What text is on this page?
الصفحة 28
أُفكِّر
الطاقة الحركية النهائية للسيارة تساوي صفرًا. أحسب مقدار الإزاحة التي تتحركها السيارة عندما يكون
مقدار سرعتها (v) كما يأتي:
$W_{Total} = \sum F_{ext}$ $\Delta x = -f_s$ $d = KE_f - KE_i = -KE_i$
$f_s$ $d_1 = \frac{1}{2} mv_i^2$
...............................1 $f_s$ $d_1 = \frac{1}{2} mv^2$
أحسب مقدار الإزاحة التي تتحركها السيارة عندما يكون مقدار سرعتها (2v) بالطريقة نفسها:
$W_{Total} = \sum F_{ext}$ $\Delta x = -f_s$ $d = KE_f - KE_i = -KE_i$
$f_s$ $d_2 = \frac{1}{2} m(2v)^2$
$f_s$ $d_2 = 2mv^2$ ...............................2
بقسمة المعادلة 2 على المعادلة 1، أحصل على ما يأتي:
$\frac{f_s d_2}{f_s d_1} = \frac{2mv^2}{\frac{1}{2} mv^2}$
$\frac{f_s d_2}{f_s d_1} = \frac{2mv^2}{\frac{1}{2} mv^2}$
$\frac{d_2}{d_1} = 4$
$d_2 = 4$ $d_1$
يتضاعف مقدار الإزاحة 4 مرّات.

== == ==

Every line above should be retyped exactly as given.

- [Output]:
What text is on this page?
الصفحة 28
أُفكِّر
الطاقة الحركية النهائية للسيارة تساوي صفرًا. أحسب مقدار الإزاحة التي تتحركها السيارة عندما يكون
مقدار سرعتها (v) كما يأتي:
$W_{Total} = \sum F_{ext}$ $\Delta x = -f_s$ $d = KE_f - KE_i = -KE_i$
$f_s$ $d_1 = \frac{1}{2} mv_i^2$
...............................1 $f_s$ $d_1 = \frac{1}{2} mv^2$
أحسب مقدار الإزاحة التي تتحركها السيارة عندما يكون مقدار سرعتها (2v) بالطريقة نفسها:
$W_{Total} = \sum F_{ext}$ $\Delta x = -f_s$ $d = KE_f - KE_i = -KE_i$
$f_s$ $d_2 = \frac{1}{2} m(2v)^2$
$f_s$ $d_2 = 2mv^2$ ...............................2
بقسمة المعادلة 2 على المعادلة 1، أحصل على ما يأتي:
$\frac{f_s d_2}{f_s d_1} = \frac{2mv^2}{\frac{1}{2} mv^2}$
$\frac{f_s d_2}{f_s d_1} = \frac{2mv^2}{\frac{1}{2} mv^2}$
$\frac{d_2}{d_1} = 4$
$d_2 = 4$ $d_1$
يتضاعف مقدار الإزاحة 4 مرّات.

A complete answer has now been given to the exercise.